* _Task instructions_
List each line holding the string "Ciuc".

— start Input records —

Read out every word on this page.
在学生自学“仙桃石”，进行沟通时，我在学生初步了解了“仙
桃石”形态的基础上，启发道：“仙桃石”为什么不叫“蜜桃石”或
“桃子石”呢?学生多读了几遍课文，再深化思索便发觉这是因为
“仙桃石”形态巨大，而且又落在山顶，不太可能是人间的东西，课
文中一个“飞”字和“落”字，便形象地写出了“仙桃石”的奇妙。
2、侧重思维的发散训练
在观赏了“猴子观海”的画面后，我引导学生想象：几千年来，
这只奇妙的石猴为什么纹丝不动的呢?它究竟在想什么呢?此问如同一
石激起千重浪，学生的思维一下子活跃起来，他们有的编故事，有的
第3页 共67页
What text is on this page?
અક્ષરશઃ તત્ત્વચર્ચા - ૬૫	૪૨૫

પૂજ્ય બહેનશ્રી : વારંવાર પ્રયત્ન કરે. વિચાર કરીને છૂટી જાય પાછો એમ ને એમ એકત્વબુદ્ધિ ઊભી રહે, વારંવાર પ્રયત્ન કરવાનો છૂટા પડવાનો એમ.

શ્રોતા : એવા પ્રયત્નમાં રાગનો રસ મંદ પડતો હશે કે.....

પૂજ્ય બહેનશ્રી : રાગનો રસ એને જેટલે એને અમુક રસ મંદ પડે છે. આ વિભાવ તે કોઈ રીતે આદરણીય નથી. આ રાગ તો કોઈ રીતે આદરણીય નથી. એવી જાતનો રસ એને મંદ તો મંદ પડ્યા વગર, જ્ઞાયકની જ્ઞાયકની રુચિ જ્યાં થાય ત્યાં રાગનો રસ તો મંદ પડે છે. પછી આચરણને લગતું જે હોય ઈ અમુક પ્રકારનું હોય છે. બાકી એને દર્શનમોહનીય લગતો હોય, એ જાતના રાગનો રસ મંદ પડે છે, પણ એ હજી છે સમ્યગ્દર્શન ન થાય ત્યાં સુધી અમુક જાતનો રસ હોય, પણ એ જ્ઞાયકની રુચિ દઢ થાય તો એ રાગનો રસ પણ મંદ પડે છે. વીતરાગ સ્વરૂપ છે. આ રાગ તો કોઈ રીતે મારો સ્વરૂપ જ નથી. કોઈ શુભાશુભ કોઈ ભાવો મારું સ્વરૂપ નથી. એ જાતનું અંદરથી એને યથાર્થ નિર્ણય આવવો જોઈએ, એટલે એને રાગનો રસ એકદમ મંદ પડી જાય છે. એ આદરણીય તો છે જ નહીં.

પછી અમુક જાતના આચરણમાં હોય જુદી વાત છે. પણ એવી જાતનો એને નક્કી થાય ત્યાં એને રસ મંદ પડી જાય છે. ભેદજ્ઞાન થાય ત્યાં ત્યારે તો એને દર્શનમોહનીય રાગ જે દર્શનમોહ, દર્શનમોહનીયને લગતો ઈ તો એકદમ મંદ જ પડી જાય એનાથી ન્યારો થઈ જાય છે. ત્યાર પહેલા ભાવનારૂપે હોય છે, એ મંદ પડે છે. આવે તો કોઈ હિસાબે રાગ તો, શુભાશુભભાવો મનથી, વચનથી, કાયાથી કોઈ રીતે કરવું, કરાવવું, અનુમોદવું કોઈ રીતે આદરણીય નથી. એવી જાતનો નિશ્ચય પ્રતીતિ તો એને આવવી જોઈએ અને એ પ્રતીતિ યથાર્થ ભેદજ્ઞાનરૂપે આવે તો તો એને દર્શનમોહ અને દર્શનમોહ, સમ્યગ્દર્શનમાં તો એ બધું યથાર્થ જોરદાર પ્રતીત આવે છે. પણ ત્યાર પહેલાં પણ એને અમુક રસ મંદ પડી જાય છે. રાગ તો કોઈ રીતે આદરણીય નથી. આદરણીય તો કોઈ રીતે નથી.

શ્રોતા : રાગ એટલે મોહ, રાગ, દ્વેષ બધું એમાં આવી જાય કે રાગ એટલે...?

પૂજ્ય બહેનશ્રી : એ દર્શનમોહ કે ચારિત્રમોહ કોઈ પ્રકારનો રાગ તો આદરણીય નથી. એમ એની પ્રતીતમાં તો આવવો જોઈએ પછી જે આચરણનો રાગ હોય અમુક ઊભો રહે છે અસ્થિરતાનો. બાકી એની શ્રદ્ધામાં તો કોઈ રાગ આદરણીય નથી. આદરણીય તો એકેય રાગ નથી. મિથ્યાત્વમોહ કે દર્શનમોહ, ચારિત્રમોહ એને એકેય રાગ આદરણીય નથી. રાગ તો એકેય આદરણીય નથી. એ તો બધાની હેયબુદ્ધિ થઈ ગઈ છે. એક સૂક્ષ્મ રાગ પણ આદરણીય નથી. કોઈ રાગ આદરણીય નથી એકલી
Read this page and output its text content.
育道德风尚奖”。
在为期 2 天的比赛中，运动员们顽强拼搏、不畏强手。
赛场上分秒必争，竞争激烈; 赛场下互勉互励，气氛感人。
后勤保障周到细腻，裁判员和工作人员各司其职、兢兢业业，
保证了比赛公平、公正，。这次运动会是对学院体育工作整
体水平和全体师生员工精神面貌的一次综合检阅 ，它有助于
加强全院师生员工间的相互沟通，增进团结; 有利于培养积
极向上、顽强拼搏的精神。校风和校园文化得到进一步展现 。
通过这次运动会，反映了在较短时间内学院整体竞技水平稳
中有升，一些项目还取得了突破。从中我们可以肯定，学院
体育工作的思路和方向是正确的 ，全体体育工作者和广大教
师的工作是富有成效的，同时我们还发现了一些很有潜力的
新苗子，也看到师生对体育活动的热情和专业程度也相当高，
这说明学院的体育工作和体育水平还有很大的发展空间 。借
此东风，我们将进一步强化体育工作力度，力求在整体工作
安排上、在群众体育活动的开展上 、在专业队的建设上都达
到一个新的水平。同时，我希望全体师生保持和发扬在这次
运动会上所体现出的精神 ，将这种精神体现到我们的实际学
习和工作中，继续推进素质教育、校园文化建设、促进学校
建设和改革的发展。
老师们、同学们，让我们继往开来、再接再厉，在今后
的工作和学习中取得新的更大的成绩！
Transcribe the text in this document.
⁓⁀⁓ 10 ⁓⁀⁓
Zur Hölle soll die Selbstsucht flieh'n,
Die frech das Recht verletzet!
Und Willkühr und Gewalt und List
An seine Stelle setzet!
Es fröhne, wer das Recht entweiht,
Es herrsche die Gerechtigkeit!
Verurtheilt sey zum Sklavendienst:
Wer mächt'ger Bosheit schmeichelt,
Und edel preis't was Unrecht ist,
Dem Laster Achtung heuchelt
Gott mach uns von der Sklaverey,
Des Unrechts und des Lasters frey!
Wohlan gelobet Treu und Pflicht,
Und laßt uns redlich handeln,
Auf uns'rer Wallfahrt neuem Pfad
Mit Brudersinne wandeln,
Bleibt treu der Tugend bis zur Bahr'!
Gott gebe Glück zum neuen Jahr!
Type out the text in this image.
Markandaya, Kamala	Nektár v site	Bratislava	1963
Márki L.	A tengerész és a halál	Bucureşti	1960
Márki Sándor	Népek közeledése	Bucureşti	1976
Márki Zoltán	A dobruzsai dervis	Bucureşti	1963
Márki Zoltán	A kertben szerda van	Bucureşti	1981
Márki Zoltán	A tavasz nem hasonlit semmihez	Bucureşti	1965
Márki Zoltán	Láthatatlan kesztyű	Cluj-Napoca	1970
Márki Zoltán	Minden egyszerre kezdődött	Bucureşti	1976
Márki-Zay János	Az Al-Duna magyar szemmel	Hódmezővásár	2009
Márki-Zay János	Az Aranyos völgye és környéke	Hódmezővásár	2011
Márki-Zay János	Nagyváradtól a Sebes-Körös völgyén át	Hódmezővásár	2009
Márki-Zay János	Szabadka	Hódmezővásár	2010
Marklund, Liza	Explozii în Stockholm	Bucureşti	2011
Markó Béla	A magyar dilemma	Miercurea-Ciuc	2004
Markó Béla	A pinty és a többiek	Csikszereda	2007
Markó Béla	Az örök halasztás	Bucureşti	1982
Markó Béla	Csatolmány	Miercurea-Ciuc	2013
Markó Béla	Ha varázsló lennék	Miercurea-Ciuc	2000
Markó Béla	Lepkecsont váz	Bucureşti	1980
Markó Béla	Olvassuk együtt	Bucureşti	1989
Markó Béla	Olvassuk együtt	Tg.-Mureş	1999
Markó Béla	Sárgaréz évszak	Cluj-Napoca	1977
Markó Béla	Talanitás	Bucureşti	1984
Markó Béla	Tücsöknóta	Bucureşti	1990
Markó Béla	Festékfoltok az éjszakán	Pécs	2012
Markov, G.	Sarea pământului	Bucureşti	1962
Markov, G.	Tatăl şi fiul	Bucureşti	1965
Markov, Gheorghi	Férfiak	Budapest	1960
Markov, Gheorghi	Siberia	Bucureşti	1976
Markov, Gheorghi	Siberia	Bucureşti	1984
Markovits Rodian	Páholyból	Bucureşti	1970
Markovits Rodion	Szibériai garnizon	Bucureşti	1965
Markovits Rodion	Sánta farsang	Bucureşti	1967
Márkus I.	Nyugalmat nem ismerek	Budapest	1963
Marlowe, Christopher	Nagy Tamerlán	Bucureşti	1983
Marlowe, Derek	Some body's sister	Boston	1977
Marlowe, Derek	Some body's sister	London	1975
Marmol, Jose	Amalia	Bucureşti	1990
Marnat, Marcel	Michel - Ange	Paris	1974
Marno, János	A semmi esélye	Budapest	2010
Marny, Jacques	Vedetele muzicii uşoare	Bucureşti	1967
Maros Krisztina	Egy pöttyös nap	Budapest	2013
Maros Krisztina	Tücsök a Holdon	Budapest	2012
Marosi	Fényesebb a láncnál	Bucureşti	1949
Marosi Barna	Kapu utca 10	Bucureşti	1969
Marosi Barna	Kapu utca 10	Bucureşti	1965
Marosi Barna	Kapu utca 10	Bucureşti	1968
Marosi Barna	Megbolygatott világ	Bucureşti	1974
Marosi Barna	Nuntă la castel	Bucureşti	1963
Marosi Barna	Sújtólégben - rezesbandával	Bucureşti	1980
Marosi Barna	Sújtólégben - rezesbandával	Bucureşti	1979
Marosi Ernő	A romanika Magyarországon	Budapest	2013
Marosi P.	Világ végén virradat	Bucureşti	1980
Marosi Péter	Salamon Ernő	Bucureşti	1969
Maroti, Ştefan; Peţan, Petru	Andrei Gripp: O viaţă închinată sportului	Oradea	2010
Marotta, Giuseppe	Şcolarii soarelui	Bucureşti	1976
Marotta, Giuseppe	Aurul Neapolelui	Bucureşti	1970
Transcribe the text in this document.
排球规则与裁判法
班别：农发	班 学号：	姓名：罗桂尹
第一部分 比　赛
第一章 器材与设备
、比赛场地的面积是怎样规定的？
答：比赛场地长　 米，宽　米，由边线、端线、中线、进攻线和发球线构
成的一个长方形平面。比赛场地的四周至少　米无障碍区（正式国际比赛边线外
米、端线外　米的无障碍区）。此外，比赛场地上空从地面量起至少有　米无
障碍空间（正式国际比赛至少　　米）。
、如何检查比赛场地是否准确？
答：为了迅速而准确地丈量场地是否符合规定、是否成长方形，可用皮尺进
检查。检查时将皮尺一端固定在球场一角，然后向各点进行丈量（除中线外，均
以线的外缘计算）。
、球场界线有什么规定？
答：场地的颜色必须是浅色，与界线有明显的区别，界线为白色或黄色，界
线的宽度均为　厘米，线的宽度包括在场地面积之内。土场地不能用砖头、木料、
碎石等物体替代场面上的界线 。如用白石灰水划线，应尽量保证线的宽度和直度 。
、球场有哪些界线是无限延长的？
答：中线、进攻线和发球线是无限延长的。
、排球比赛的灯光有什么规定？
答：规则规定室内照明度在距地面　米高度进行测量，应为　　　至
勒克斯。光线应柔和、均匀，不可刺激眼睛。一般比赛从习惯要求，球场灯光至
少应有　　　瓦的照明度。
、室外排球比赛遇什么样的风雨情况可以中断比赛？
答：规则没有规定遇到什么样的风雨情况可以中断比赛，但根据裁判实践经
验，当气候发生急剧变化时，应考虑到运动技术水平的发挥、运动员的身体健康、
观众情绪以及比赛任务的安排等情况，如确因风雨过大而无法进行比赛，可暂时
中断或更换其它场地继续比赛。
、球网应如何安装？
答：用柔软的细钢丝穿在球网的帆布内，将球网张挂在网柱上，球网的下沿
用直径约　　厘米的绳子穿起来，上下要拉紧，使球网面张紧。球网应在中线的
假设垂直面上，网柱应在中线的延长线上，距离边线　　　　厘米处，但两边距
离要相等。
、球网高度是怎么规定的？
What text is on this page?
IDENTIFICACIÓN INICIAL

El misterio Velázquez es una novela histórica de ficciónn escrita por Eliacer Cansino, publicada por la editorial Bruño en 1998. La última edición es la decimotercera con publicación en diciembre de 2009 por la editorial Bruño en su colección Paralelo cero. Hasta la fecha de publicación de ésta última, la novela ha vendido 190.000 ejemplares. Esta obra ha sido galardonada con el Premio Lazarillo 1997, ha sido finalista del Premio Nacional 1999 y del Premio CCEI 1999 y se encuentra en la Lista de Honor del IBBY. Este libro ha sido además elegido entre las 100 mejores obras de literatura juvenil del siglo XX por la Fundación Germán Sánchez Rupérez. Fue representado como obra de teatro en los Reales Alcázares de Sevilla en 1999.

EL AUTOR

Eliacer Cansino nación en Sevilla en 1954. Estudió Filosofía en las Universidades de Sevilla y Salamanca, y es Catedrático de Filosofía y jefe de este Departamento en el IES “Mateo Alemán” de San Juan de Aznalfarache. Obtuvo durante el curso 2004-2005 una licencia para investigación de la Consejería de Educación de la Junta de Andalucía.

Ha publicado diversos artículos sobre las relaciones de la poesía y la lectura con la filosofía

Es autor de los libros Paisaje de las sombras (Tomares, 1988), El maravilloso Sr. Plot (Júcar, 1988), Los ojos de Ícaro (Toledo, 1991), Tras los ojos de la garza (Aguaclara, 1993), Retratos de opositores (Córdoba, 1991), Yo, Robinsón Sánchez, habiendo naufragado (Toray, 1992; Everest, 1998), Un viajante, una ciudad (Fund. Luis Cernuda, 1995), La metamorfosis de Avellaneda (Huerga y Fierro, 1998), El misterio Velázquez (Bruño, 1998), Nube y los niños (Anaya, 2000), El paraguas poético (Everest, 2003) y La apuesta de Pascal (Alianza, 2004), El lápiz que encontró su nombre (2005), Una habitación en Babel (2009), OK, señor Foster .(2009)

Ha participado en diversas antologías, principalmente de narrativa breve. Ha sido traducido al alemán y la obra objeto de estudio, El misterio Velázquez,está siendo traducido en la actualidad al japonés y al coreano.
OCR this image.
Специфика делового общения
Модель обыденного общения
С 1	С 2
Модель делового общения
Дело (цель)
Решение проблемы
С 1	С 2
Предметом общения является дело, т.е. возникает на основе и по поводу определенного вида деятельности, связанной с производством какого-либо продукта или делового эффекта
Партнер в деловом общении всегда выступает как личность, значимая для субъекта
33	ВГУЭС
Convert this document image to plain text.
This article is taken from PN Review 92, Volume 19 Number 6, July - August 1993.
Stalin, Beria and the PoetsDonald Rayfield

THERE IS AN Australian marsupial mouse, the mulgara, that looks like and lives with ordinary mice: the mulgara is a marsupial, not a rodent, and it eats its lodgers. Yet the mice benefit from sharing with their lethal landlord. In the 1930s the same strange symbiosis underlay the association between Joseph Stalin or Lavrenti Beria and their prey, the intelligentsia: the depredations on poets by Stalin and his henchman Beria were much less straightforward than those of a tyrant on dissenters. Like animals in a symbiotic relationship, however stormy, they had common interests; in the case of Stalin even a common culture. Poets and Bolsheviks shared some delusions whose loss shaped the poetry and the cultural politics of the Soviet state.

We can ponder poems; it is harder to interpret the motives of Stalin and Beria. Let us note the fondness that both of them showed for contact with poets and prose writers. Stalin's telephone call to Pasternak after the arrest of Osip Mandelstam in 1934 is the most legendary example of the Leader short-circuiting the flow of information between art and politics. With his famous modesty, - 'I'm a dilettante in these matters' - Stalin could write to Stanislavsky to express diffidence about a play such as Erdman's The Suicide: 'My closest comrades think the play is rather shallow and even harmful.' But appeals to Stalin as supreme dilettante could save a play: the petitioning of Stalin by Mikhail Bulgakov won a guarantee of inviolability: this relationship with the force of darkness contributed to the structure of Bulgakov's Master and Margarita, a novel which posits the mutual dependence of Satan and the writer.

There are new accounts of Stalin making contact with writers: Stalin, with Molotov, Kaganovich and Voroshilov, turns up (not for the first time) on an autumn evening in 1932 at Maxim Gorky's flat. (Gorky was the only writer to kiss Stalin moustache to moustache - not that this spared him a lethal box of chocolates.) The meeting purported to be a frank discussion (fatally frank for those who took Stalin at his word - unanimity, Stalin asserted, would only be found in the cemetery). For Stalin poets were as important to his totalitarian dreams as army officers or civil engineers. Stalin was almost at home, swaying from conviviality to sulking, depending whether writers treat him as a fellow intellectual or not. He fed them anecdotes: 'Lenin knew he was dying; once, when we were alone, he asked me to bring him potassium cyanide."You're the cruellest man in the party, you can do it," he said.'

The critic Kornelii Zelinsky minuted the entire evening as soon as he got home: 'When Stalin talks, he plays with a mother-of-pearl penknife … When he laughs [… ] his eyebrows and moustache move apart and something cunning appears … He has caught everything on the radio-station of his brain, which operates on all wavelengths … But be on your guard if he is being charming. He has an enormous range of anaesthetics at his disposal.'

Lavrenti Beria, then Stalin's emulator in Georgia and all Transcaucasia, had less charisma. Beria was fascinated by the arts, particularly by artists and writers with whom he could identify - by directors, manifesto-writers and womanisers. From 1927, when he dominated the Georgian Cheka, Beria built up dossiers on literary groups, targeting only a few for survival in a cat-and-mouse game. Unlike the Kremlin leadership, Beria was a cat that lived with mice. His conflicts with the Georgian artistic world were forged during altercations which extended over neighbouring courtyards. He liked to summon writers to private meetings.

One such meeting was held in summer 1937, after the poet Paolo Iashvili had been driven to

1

— end Input records —

* _The completed task_
Markó Béla	A magyar dilemma	Miercurea-Ciuc	2004
Markó Béla	Csatolmány	Miercurea-Ciuc	2013
Markó Béla	Ha varázsló lennék	Miercurea-Ciuc	2000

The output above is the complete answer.